**Aim of the exercise:**
Every record here needs to be written out again exactly.

Data extracted from a collection:
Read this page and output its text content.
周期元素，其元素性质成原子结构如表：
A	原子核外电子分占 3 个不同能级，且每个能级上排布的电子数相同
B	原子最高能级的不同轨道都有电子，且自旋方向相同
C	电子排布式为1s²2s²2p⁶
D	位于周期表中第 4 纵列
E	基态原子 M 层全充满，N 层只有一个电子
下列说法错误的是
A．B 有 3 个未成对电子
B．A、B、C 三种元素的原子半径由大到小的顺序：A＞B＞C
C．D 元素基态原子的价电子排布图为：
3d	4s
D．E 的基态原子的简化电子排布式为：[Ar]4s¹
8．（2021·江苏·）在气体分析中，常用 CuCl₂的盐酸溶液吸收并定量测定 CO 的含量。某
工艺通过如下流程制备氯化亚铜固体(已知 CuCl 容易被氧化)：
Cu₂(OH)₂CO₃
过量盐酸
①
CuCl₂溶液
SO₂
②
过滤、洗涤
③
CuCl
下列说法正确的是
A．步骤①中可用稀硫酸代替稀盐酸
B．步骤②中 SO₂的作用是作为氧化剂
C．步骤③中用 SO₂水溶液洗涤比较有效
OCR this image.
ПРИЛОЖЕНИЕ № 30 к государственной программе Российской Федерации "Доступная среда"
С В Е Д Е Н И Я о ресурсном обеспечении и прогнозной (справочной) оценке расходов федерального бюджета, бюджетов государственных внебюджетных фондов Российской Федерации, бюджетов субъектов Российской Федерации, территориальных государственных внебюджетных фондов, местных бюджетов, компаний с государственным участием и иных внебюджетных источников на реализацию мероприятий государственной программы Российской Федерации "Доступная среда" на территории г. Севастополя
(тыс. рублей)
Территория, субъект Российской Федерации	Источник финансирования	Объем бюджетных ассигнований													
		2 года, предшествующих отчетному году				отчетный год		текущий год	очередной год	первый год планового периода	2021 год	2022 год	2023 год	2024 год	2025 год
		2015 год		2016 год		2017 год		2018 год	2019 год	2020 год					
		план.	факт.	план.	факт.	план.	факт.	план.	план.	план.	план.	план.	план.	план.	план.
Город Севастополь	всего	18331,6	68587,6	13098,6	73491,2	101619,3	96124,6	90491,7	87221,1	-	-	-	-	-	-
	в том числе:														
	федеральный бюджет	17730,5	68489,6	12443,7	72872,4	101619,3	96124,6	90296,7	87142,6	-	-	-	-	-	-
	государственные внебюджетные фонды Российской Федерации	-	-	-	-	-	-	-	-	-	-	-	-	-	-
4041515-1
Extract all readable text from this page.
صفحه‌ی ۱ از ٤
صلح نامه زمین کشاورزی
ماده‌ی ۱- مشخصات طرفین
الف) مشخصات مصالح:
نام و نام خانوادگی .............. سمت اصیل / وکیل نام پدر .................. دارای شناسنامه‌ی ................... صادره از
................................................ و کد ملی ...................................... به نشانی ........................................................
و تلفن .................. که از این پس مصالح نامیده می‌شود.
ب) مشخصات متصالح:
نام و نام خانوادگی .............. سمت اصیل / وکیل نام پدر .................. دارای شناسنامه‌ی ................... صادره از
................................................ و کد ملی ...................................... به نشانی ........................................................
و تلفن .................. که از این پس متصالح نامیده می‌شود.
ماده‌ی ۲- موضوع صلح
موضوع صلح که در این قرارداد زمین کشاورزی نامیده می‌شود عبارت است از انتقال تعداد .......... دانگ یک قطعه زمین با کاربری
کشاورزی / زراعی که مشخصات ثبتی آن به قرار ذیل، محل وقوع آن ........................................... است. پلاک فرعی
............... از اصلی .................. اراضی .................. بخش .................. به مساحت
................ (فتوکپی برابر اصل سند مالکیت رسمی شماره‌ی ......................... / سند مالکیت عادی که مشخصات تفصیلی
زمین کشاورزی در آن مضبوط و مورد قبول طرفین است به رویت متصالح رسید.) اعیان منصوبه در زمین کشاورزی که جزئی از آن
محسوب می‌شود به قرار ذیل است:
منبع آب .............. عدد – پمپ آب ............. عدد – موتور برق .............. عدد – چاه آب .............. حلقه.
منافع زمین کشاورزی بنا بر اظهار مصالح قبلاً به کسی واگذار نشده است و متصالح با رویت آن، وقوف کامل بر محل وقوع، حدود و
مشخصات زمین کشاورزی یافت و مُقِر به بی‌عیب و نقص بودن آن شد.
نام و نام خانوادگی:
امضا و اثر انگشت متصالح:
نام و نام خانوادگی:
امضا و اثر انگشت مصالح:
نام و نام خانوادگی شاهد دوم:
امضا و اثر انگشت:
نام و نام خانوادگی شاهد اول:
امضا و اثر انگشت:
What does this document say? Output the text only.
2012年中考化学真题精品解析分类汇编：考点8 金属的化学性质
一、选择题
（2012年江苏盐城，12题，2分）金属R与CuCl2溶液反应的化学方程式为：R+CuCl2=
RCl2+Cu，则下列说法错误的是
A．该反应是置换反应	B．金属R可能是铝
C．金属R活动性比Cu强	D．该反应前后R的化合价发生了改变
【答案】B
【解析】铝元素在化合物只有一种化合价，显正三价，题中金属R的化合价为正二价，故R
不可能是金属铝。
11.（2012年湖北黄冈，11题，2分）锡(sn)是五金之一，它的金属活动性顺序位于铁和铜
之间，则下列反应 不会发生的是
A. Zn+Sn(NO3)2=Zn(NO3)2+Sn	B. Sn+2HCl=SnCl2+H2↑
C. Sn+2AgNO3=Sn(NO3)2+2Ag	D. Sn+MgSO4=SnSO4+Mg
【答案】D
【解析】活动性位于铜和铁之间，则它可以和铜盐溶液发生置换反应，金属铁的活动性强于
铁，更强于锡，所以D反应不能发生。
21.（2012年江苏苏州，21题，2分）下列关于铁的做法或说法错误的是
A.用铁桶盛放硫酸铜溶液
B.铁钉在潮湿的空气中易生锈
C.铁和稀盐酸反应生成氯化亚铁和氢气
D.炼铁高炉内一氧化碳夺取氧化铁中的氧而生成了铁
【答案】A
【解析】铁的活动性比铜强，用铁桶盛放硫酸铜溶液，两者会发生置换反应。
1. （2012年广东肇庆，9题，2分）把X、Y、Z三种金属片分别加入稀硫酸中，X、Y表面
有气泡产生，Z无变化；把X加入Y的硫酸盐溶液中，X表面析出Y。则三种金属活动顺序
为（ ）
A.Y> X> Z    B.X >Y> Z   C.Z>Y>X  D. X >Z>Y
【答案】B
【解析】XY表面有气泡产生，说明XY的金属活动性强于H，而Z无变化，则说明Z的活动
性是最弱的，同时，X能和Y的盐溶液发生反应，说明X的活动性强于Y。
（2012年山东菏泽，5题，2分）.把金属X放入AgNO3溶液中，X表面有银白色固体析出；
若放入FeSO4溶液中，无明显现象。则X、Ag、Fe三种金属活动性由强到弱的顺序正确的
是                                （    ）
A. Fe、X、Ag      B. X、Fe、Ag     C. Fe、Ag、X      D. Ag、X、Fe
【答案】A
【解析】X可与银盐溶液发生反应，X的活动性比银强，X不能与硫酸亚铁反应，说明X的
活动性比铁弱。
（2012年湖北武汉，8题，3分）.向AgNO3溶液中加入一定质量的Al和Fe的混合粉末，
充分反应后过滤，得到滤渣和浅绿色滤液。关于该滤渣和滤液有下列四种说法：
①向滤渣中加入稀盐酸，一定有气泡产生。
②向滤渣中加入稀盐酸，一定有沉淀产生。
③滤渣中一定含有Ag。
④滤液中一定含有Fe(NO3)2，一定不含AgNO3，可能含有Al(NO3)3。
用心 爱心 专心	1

**Task solution:**
Read this page and output its text content.
周期元素，其元素性质成原子结构如表：
A	原子核外电子分占 3 个不同能级，且每个能级上排布的电子数相同
B	原子最高能级的不同轨道都有电子，且自旋方向相同
C	电子排布式为1s²2s²2p⁶
D	位于周期表中第 4 纵列
E	基态原子 M 层全充满，N 层只有一个电子
下列说法错误的是
A．B 有 3 个未成对电子
B．A、B、C 三种元素的原子半径由大到小的顺序：A＞B＞C
C．D 元素基态原子的价电子排布图为：
3d	4s
D．E 的基态原子的简化电子排布式为：[Ar]4s¹
8．（2021·江苏·）在气体分析中，常用 CuCl₂的盐酸溶液吸收并定量测定 CO 的含量。某
工艺通过如下流程制备氯化亚铜固体(已知 CuCl 容易被氧化)：
Cu₂(OH)₂CO₃
过量盐酸
①
CuCl₂溶液
SO₂
②
过滤、洗涤
③
CuCl
下列说法正确的是
A．步骤①中可用稀硫酸代替稀盐酸
B．步骤②中 SO₂的作用是作为氧化剂
C．步骤③中用 SO₂水溶液洗涤比较有效
OCR this image.
ПРИЛОЖЕНИЕ № 30 к государственной программе Российской Федерации "Доступная среда"
С В Е Д Е Н И Я о ресурсном обеспечении и прогнозной (справочной) оценке расходов федерального бюджета, бюджетов государственных внебюджетных фондов Российской Федерации, бюджетов субъектов Российской Федерации, территориальных государственных внебюджетных фондов, местных бюджетов, компаний с государственным участием и иных внебюджетных источников на реализацию мероприятий государственной программы Российской Федерации "Доступная среда" на территории г. Севастополя
(тыс. рублей)
Территория, субъект Российской Федерации	Источник финансирования	Объем бюджетных ассигнований													
		2 года, предшествующих отчетному году				отчетный год		текущий год	очередной год	первый год планового периода	2021 год	2022 год	2023 год	2024 год	2025 год
		2015 год		2016 год		2017 год		2018 год	2019 год	2020 год					
		план.	факт.	план.	факт.	план.	факт.	план.	план.	план.	план.	план.	план.	план.	план.
Город Севастополь	всего	18331,6	68587,6	13098,6	73491,2	101619,3	96124,6	90491,7	87221,1	-	-	-	-	-	-
	в том числе:														
	федеральный бюджет	17730,5	68489,6	12443,7	72872,4	101619,3	96124,6	90296,7	87142,6	-	-	-	-	-	-
	государственные внебюджетные фонды Российской Федерации	-	-	-	-	-	-	-	-	-	-	-	-	-	-
4041515-1
Extract all readable text from this page.
صفحه‌ی ۱ از ٤
صلح نامه زمین کشاورزی
ماده‌ی ۱- مشخصات طرفین
الف) مشخصات مصالح:
نام و نام خانوادگی .............. سمت اصیل / وکیل نام پدر .................. دارای شناسنامه‌ی ................... صادره از
................................................ و کد ملی ...................................... به نشانی ........................................................
و تلفن .................. که از این پس مصالح نامیده می‌شود.
ب) مشخصات متصالح:
نام و نام خانوادگی .............. سمت اصیل / وکیل نام پدر .................. دارای شناسنامه‌ی ................... صادره از
................................................ و کد ملی ...................................... به نشانی ........................................................
و تلفن .................. که از این پس متصالح نامیده می‌شود.
ماده‌ی ۲- موضوع صلح
موضوع صلح که در این قرارداد زمین کشاورزی نامیده می‌شود عبارت است از انتقال تعداد .......... دانگ یک قطعه زمین با کاربری
کشاورزی / زراعی که مشخصات ثبتی آن به قرار ذیل، محل وقوع آن ........................................... است. پلاک فرعی
............... از اصلی .................. اراضی .................. بخش .................. به مساحت
................ (فتوکپی برابر اصل سند مالکیت رسمی شماره‌ی ......................... / سند مالکیت عادی که مشخصات تفصیلی
زمین کشاورزی در آن مضبوط و مورد قبول طرفین است به رویت متصالح رسید.) اعیان منصوبه در زمین کشاورزی که جزئی از آن
محسوب می‌شود به قرار ذیل است:
منبع آب .............. عدد – پمپ آب ............. عدد – موتور برق .............. عدد – چاه آب .............. حلقه.
منافع زمین کشاورزی بنا بر اظهار مصالح قبلاً به کسی واگذار نشده است و متصالح با رویت آن، وقوف کامل بر محل وقوع، حدود و
مشخصات زمین کشاورزی یافت و مُقِر به بی‌عیب و نقص بودن آن شد.
نام و نام خانوادگی:
امضا و اثر انگشت متصالح:
نام و نام خانوادگی:
امضا و اثر انگشت مصالح:
نام و نام خانوادگی شاهد دوم:
امضا و اثر انگشت:
نام و نام خانوادگی شاهد اول:
امضا و اثر انگشت:
What does this document say? Output the text only.
2012年中考化学真题精品解析分类汇编：考点8 金属的化学性质
一、选择题
（2012年江苏盐城，12题，2分）金属R与CuCl2溶液反应的化学方程式为：R+CuCl2=
RCl2+Cu，则下列说法错误的是
A．该反应是置换反应	B．金属R可能是铝
C．金属R活动性比Cu强	D．该反应前后R的化合价发生了改变
【答案】B
【解析】铝元素在化合物只有一种化合价，显正三价，题中金属R的化合价为正二价，故R
不可能是金属铝。
11.（2012年湖北黄冈，11题，2分）锡(sn)是五金之一，它的金属活动性顺序位于铁和铜
之间，则下列反应 不会发生的是
A. Zn+Sn(NO3)2=Zn(NO3)2+Sn	B. Sn+2HCl=SnCl2+H2↑
C. Sn+2AgNO3=Sn(NO3)2+2Ag	D. Sn+MgSO4=SnSO4+Mg
【答案】D
【解析】活动性位于铜和铁之间，则它可以和铜盐溶液发生置换反应，金属铁的活动性强于
铁，更强于锡，所以D反应不能发生。
21.（2012年江苏苏州，21题，2分）下列关于铁的做法或说法错误的是
A.用铁桶盛放硫酸铜溶液
B.铁钉在潮湿的空气中易生锈
C.铁和稀盐酸反应生成氯化亚铁和氢气
D.炼铁高炉内一氧化碳夺取氧化铁中的氧而生成了铁
【答案】A
【解析】铁的活动性比铜强，用铁桶盛放硫酸铜溶液，两者会发生置换反应。
1. （2012年广东肇庆，9题，2分）把X、Y、Z三种金属片分别加入稀硫酸中，X、Y表面
有气泡产生，Z无变化；把X加入Y的硫酸盐溶液中，X表面析出Y。则三种金属活动顺序
为（ ）
A.Y> X> Z    B.X >Y> Z   C.Z>Y>X  D. X >Z>Y
【答案】B
【解析】XY表面有气泡产生，说明XY的金属活动性强于H，而Z无变化，则说明Z的活动
性是最弱的，同时，X能和Y的盐溶液发生反应，说明X的活动性强于Y。
（2012年山东菏泽，5题，2分）.把金属X放入AgNO3溶液中，X表面有银白色固体析出；
若放入FeSO4溶液中，无明显现象。则X、Ag、Fe三种金属活动性由强到弱的顺序正确的
是                                （    ）
A. Fe、X、Ag      B. X、Fe、Ag     C. Fe、Ag、X      D. Ag、X、Fe
【答案】A
【解析】X可与银盐溶液发生反应，X的活动性比银强，X不能与硫酸亚铁反应，说明X的
活动性比铁弱。
（2012年湖北武汉，8题，3分）.向AgNO3溶液中加入一定质量的Al和Fe的混合粉末，
充分反应后过滤，得到滤渣和浅绿色滤液。关于该滤渣和滤液有下列四种说法：
①向滤渣中加入稀盐酸，一定有气泡产生。
②向滤渣中加入稀盐酸，一定有沉淀产生。
③滤渣中一定含有Ag。
④滤液中一定含有Fe(NO3)2，一定不含AgNO3，可能含有Al(NO3)3。
用心 爱心 专心	1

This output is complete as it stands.